## Task description
Each line of the listing that contains the word "name" is to be copied.

## Provided data
>>>
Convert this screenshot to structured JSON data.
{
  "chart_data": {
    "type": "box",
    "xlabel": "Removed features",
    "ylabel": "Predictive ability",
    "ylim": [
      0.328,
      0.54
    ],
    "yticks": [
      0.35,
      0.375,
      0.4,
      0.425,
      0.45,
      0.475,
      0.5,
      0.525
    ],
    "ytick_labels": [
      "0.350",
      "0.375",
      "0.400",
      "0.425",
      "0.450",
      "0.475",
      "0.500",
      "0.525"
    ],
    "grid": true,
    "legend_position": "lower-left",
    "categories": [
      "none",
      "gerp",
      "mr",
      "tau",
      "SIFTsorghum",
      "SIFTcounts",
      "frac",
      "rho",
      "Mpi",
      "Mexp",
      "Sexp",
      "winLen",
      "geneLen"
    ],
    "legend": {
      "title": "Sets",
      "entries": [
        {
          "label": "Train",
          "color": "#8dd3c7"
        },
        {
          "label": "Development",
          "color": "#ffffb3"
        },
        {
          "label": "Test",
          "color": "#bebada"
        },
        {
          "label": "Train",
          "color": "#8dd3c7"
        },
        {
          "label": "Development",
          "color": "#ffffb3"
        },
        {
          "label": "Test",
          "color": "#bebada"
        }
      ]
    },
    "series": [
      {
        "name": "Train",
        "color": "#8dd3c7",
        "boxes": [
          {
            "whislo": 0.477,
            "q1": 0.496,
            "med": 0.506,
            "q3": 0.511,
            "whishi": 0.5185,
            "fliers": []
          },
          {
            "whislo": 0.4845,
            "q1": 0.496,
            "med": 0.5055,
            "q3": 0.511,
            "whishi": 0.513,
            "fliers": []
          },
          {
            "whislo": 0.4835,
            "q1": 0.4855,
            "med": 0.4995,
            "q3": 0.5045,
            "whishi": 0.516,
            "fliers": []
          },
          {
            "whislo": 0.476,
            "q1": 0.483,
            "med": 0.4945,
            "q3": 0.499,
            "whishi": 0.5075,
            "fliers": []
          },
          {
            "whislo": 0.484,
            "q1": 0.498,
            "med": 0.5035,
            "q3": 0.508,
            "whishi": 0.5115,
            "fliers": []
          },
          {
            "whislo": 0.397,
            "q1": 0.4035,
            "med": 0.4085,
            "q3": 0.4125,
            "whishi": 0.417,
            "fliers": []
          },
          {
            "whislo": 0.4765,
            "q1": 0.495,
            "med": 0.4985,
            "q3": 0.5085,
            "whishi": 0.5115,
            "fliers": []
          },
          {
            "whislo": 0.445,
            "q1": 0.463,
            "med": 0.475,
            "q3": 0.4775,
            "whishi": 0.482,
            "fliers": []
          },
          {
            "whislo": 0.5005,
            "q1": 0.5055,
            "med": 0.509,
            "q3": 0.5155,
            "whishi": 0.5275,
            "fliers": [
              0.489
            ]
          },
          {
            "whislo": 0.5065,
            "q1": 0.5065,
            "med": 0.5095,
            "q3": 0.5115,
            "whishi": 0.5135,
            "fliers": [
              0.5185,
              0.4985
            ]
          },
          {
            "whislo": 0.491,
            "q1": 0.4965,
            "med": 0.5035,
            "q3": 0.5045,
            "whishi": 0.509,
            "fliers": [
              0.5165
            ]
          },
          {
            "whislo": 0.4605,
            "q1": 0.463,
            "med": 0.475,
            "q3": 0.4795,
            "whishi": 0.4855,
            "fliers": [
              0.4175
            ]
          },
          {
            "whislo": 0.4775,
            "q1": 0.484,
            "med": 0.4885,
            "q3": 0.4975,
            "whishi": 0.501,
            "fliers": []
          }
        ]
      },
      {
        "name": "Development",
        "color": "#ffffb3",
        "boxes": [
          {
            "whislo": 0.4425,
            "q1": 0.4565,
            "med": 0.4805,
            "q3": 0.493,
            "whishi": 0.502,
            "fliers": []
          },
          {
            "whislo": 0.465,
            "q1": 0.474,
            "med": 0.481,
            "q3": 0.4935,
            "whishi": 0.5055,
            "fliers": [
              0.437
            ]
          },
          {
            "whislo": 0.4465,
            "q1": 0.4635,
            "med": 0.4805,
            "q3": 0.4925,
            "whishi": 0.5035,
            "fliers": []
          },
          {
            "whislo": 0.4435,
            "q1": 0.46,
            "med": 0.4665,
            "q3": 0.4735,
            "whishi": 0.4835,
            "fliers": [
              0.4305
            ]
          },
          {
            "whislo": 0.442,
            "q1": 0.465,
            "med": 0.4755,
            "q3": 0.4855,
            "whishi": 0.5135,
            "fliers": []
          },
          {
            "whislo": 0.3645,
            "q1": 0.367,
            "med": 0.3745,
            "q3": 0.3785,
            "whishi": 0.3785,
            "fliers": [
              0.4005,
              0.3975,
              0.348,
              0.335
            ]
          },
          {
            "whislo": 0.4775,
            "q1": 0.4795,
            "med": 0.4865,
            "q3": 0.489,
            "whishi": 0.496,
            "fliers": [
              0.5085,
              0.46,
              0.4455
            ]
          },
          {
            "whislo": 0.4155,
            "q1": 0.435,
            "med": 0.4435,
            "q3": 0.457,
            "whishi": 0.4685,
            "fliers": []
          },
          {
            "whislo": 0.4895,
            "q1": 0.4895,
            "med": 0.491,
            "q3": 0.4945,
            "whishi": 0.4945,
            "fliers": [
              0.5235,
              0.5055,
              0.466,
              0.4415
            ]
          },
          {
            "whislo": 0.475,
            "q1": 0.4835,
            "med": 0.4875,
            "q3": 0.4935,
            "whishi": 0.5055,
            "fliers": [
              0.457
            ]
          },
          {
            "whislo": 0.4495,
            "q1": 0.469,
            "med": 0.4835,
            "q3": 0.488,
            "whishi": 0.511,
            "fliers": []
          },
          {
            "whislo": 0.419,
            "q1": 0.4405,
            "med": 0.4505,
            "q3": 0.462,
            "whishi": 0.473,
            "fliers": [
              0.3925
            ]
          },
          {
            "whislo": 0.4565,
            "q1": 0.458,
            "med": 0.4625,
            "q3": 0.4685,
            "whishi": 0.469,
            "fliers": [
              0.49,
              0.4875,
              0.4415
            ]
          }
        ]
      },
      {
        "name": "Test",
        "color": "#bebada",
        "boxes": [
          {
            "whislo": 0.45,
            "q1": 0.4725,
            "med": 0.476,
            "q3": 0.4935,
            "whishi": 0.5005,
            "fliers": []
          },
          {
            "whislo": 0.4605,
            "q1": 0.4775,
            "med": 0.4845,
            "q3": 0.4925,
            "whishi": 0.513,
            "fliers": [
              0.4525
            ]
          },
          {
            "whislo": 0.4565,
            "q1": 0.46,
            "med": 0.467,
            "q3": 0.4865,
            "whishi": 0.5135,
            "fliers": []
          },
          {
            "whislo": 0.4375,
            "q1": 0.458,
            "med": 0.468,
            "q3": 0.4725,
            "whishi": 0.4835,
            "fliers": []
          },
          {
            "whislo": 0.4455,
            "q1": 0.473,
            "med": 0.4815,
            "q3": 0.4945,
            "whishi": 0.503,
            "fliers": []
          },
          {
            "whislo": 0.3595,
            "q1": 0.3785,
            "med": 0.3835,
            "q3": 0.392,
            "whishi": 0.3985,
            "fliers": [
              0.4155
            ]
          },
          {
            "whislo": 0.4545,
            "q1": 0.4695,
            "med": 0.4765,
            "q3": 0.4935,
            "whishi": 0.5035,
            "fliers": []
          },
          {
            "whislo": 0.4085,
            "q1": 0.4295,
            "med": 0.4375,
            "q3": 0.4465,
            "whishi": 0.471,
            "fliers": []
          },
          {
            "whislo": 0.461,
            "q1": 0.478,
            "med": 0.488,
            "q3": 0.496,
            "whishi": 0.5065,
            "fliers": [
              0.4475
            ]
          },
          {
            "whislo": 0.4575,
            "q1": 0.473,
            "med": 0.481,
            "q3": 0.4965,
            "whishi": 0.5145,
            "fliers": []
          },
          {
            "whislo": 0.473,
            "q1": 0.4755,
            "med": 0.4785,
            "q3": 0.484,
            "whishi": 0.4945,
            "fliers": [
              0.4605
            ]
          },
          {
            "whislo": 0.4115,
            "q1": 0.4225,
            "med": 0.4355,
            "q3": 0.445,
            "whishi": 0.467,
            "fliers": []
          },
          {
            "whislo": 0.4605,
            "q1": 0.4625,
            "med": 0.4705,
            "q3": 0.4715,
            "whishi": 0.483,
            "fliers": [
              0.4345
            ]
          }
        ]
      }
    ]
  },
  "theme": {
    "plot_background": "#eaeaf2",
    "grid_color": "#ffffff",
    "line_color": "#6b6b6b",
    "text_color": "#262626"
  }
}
<<<
## Exercise result
        "name": "Train",
        "name": "Development",
        "name": "Test",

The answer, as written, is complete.